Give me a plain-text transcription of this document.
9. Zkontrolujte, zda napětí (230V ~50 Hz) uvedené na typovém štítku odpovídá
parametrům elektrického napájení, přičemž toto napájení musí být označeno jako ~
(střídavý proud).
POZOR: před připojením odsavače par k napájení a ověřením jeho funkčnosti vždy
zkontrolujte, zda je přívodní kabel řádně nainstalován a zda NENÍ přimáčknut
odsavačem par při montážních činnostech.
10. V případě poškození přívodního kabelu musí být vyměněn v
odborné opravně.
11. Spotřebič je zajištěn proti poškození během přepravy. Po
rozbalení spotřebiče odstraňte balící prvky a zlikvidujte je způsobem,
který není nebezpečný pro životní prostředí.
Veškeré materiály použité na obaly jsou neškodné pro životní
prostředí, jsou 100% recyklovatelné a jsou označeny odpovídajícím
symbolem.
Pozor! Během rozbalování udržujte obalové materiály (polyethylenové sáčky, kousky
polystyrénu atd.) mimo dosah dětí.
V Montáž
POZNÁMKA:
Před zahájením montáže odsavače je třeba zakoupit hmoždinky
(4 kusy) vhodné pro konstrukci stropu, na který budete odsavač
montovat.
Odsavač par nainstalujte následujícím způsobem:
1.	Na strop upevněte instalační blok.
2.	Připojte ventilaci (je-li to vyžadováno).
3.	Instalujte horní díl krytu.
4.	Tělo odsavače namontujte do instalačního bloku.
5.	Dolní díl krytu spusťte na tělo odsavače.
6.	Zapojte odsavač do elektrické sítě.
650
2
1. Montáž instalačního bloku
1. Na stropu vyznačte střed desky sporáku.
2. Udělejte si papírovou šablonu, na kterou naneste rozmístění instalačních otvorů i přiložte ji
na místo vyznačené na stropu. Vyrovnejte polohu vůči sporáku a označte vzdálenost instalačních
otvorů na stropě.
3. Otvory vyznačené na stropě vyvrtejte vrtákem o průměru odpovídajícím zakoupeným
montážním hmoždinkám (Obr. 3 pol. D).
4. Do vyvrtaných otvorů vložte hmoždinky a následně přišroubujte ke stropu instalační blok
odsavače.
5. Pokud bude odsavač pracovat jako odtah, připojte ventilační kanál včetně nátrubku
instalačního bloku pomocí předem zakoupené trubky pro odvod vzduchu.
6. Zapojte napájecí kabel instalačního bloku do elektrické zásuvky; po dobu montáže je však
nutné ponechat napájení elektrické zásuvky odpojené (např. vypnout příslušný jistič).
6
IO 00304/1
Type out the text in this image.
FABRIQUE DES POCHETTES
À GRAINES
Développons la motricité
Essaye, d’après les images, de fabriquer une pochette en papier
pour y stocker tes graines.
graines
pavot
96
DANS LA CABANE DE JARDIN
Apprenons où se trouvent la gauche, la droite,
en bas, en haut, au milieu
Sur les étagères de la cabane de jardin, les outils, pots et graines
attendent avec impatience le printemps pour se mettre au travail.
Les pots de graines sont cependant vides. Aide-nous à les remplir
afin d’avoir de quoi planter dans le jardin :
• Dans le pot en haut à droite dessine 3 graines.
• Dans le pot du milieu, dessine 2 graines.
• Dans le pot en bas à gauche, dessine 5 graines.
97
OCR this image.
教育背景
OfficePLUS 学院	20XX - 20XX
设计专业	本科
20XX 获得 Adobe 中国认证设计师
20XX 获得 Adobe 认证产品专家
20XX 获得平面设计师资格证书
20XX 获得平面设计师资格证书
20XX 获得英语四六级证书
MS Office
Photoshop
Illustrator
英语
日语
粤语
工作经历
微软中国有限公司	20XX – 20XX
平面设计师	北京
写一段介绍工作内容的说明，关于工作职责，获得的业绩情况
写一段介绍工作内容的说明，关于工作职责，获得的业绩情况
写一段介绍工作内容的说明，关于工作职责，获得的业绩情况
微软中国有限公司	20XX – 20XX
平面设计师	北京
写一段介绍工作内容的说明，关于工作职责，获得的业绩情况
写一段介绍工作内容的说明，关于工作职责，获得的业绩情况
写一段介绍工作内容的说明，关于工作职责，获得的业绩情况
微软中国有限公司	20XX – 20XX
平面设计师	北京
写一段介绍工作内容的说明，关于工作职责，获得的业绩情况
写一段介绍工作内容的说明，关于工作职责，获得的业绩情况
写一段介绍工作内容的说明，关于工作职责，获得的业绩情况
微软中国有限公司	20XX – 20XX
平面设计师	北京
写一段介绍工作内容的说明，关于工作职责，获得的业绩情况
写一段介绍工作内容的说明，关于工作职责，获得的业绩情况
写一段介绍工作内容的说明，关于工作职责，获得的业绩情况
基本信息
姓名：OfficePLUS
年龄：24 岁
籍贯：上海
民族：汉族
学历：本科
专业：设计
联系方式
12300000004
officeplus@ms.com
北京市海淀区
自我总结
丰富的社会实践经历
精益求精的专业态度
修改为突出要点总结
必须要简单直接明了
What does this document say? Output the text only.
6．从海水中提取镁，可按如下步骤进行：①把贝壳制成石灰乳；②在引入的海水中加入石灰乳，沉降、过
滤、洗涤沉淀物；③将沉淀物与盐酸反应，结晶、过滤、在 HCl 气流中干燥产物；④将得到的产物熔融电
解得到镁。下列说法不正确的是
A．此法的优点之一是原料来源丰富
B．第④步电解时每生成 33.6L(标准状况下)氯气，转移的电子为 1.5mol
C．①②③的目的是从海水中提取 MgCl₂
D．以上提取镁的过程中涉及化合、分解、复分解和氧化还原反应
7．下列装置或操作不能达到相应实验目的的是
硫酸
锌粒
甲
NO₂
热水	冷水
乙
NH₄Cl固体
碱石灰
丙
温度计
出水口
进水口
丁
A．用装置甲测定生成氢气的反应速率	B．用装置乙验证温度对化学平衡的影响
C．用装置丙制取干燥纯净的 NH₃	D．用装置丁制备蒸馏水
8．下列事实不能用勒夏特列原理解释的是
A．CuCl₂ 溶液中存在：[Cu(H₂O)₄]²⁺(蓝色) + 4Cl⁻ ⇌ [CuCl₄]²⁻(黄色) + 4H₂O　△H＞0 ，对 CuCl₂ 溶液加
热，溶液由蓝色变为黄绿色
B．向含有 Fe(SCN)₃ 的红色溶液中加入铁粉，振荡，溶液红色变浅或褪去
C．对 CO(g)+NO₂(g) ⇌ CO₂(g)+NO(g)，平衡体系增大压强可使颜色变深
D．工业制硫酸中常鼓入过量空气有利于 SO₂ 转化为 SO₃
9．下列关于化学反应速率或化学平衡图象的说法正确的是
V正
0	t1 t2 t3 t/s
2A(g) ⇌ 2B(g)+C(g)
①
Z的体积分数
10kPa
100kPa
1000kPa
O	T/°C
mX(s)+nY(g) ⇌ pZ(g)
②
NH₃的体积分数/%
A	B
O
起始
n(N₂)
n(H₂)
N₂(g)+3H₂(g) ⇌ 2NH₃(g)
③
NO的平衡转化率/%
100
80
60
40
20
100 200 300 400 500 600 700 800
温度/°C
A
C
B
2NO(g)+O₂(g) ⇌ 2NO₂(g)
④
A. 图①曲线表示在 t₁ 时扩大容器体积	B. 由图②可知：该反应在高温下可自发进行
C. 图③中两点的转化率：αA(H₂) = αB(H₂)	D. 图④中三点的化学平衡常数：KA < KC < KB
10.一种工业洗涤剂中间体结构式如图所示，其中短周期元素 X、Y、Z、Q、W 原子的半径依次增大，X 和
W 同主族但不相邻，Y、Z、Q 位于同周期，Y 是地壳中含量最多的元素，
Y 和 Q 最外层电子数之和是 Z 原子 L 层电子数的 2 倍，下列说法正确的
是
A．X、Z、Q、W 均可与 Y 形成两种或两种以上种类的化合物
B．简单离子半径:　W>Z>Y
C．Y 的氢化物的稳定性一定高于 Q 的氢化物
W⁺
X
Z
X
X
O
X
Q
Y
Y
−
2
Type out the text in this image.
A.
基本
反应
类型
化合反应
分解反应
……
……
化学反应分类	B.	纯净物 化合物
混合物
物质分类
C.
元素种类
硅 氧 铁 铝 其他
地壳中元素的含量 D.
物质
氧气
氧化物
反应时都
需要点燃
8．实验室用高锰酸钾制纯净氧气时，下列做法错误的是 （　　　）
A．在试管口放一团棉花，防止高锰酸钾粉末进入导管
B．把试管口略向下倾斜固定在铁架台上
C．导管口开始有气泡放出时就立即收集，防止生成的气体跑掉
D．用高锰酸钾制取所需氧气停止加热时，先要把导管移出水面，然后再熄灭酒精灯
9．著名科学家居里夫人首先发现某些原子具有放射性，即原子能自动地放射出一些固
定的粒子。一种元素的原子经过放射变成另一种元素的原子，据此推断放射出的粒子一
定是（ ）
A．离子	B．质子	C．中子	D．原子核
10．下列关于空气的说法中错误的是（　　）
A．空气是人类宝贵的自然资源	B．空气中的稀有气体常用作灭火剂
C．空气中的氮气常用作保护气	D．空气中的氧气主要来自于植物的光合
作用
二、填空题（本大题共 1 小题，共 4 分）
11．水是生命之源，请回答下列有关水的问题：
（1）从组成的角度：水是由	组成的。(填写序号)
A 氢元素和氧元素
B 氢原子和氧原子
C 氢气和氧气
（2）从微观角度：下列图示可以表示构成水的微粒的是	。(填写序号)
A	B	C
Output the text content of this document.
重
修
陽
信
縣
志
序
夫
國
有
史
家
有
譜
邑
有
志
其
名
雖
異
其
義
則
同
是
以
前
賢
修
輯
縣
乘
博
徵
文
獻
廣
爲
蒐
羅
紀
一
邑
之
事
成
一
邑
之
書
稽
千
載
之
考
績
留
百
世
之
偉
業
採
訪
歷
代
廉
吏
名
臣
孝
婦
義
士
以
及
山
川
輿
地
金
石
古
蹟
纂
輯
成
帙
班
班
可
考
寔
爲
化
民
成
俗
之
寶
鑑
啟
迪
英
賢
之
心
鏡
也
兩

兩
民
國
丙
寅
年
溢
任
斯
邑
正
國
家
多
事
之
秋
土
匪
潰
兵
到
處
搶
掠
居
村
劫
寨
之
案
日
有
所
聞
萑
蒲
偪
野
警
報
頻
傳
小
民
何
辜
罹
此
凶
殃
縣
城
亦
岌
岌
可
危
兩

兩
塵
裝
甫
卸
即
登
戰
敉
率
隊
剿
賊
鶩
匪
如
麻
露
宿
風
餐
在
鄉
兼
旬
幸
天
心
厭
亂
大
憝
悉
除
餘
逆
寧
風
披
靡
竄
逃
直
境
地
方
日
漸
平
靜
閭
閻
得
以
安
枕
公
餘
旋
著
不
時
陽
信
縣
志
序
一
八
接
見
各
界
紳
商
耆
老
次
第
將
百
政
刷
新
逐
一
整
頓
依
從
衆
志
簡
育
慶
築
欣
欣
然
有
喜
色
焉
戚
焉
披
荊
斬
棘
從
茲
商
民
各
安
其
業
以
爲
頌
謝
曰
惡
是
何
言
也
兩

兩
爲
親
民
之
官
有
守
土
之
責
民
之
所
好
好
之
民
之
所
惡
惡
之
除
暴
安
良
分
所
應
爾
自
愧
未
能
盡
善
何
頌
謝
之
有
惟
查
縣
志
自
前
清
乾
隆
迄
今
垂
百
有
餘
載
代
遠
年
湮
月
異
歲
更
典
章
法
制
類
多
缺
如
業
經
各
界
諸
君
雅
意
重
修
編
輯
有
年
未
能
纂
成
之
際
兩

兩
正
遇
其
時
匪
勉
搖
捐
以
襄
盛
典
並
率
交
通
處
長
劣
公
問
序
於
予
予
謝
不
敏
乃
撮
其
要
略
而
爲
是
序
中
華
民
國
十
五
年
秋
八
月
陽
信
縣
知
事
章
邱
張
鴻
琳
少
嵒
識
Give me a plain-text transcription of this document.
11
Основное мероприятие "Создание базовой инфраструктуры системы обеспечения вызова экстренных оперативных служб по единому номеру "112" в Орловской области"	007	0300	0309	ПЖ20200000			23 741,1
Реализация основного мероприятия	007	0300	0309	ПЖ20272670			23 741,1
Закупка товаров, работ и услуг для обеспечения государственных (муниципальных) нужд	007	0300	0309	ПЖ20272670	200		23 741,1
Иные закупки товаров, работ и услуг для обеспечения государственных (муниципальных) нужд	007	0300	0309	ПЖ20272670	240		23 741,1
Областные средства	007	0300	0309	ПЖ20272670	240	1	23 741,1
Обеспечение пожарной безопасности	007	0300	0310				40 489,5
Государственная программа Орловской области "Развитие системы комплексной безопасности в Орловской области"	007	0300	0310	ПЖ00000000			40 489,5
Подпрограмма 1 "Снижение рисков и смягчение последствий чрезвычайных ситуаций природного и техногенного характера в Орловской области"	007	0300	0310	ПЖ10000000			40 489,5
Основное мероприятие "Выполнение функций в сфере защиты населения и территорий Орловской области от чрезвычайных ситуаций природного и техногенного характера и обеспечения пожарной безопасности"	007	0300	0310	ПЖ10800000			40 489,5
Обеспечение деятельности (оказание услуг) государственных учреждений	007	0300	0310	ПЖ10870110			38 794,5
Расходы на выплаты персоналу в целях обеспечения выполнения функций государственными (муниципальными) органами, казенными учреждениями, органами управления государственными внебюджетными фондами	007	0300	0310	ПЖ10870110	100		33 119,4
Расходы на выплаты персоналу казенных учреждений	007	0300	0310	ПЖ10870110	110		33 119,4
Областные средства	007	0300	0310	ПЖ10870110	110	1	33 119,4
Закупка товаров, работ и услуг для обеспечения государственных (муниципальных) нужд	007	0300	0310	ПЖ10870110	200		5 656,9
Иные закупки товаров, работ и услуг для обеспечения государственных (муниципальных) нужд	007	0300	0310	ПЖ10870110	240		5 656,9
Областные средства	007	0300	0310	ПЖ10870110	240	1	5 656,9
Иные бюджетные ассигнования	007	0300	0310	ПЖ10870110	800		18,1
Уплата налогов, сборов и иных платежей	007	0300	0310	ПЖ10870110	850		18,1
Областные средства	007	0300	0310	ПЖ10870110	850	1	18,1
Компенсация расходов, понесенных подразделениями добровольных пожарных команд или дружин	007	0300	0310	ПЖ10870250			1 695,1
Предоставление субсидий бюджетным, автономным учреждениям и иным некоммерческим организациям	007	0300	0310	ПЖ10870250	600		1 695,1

******************************

## [Required work]
Consider the entries above and return each line with the string "způsobem".

## [The response]
rozbalení spotřebiče odstraňte balící prvky a zlikvidujte je způsobem,
Odsavač par nainstalujte následujícím způsobem:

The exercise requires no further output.